-- begin --

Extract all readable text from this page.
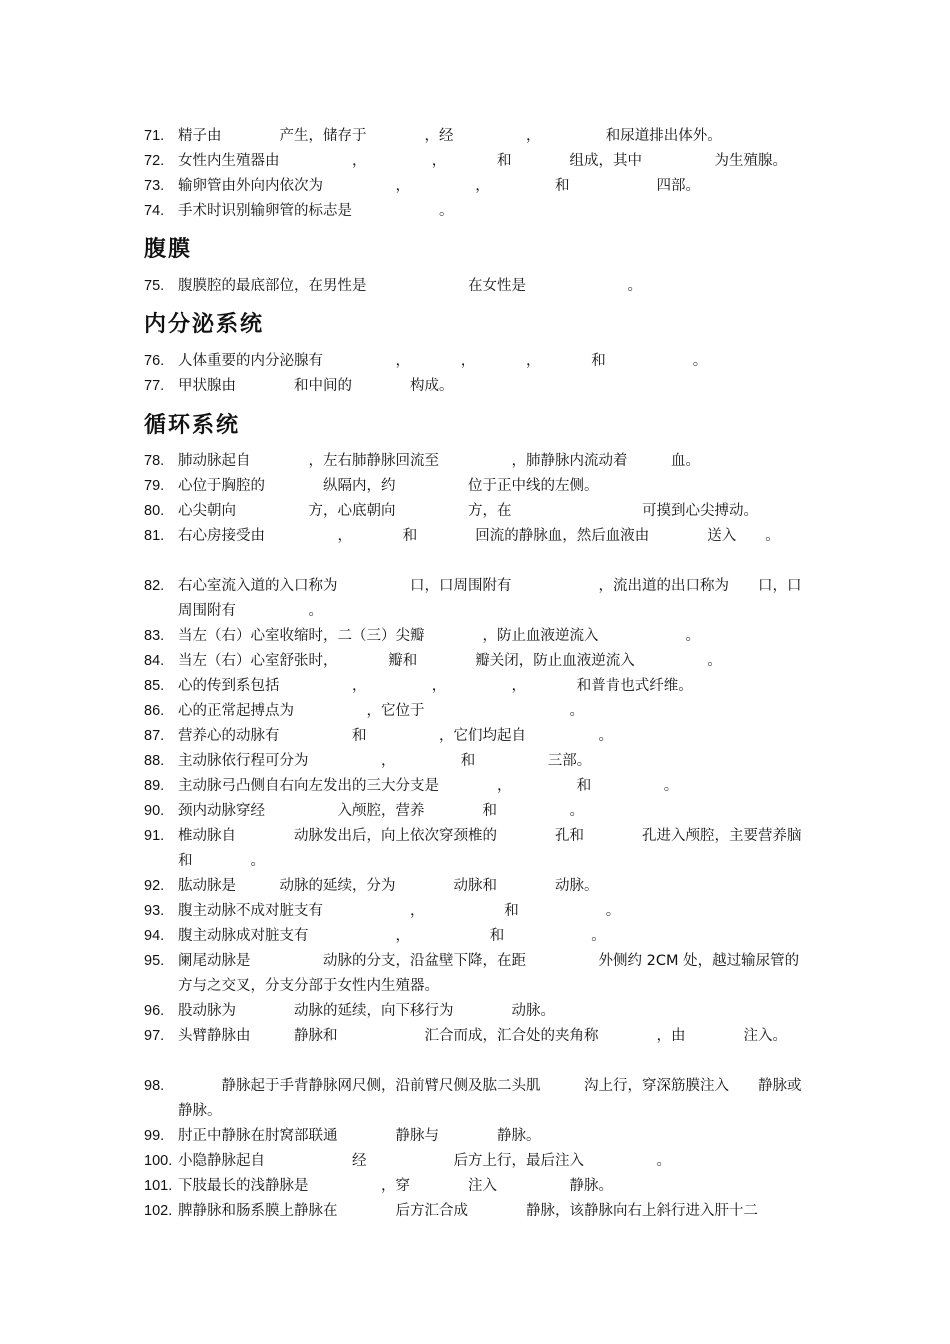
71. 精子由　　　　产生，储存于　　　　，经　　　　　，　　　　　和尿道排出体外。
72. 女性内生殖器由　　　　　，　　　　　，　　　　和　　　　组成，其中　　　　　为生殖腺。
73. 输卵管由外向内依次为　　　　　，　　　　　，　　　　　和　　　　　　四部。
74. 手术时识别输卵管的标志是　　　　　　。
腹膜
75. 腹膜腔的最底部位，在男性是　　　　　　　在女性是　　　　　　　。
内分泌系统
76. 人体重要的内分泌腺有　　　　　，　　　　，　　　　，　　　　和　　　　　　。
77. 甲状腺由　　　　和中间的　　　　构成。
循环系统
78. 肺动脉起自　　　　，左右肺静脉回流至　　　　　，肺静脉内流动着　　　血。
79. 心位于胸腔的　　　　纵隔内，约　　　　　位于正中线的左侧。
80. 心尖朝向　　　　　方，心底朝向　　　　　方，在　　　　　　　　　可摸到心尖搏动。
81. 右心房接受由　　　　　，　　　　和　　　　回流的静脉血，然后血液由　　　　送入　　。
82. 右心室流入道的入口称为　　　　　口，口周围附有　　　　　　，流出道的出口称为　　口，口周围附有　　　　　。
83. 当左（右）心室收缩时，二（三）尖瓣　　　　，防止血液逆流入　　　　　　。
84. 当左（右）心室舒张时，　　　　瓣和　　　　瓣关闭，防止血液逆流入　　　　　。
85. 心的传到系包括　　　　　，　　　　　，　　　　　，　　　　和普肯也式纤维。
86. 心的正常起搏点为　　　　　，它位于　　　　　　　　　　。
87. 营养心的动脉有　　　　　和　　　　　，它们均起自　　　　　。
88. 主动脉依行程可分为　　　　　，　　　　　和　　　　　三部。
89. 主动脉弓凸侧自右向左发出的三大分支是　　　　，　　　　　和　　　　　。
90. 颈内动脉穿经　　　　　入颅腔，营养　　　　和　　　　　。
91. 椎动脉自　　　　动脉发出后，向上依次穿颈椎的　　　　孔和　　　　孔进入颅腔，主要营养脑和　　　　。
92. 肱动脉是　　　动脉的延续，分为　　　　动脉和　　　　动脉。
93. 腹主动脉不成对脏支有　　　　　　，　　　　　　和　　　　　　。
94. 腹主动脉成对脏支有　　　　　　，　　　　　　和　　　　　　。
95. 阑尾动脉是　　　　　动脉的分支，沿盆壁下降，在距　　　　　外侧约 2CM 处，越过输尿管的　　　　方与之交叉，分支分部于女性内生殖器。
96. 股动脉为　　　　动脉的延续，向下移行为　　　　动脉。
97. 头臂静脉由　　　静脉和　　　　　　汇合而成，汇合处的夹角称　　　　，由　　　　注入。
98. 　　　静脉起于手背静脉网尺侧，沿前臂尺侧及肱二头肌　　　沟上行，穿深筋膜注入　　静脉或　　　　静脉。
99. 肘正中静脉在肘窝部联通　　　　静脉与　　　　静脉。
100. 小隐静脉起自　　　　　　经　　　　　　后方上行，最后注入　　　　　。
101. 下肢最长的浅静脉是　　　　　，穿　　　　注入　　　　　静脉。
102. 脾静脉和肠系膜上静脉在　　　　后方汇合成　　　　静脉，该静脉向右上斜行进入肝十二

-- end --

= Objective =
Reproduce the listing word for word and omit its pictures.

= The result =
Extract all readable text from this page.
71. 精子由　　　　产生，储存于　　　　，经　　　　　，　　　　　和尿道排出体外。
72. 女性内生殖器由　　　　　，　　　　　，　　　　和　　　　组成，其中　　　　　为生殖腺。
73. 输卵管由外向内依次为　　　　　，　　　　　，　　　　　和　　　　　　四部。
74. 手术时识别输卵管的标志是　　　　　　。
腹膜
75. 腹膜腔的最底部位，在男性是　　　　　　　在女性是　　　　　　　。
内分泌系统
76. 人体重要的内分泌腺有　　　　　，　　　　，　　　　，　　　　和　　　　　　。
77. 甲状腺由　　　　和中间的　　　　构成。
循环系统
78. 肺动脉起自　　　　，左右肺静脉回流至　　　　　，肺静脉内流动着　　　血。
79. 心位于胸腔的　　　　纵隔内，约　　　　　位于正中线的左侧。
80. 心尖朝向　　　　　方，心底朝向　　　　　方，在　　　　　　　　　可摸到心尖搏动。
81. 右心房接受由　　　　　，　　　　和　　　　回流的静脉血，然后血液由　　　　送入　　。
82. 右心室流入道的入口称为　　　　　口，口周围附有　　　　　　，流出道的出口称为　　口，口周围附有　　　　　。
83. 当左（右）心室收缩时，二（三）尖瓣　　　　，防止血液逆流入　　　　　　。
84. 当左（右）心室舒张时，　　　　瓣和　　　　瓣关闭，防止血液逆流入　　　　　。
85. 心的传到系包括　　　　　，　　　　　，　　　　　，　　　　和普肯也式纤维。
86. 心的正常起搏点为　　　　　，它位于　　　　　　　　　　。
87. 营养心的动脉有　　　　　和　　　　　，它们均起自　　　　　。
88. 主动脉依行程可分为　　　　　，　　　　　和　　　　　三部。
89. 主动脉弓凸侧自右向左发出的三大分支是　　　　，　　　　　和　　　　　。
90. 颈内动脉穿经　　　　　入颅腔，营养　　　　和　　　　　。
91. 椎动脉自　　　　动脉发出后，向上依次穿颈椎的　　　　孔和　　　　孔进入颅腔，主要营养脑和　　　　。
92. 肱动脉是　　　动脉的延续，分为　　　　动脉和　　　　动脉。
93. 腹主动脉不成对脏支有　　　　　　，　　　　　　和　　　　　　。
94. 腹主动脉成对脏支有　　　　　　，　　　　　　和　　　　　　。
95. 阑尾动脉是　　　　　动脉的分支，沿盆壁下降，在距　　　　　外侧约 2CM 处，越过输尿管的　　　　方与之交叉，分支分部于女性内生殖器。
96. 股动脉为　　　　动脉的延续，向下移行为　　　　动脉。
97. 头臂静脉由　　　静脉和　　　　　　汇合而成，汇合处的夹角称　　　　，由　　　　注入。
98. 　　　静脉起于手背静脉网尺侧，沿前臂尺侧及肱二头肌　　　沟上行，穿深筋膜注入　　静脉或　　　　静脉。
99. 肘正中静脉在肘窝部联通　　　　静脉与　　　　静脉。
100. 小隐静脉起自　　　　　　经　　　　　　后方上行，最后注入　　　　　。
101. 下肢最长的浅静脉是　　　　　，穿　　　　注入　　　　　静脉。
102. 脾静脉和肠系膜上静脉在　　　　后方汇合成　　　　静脉，该静脉向右上斜行进入肝十二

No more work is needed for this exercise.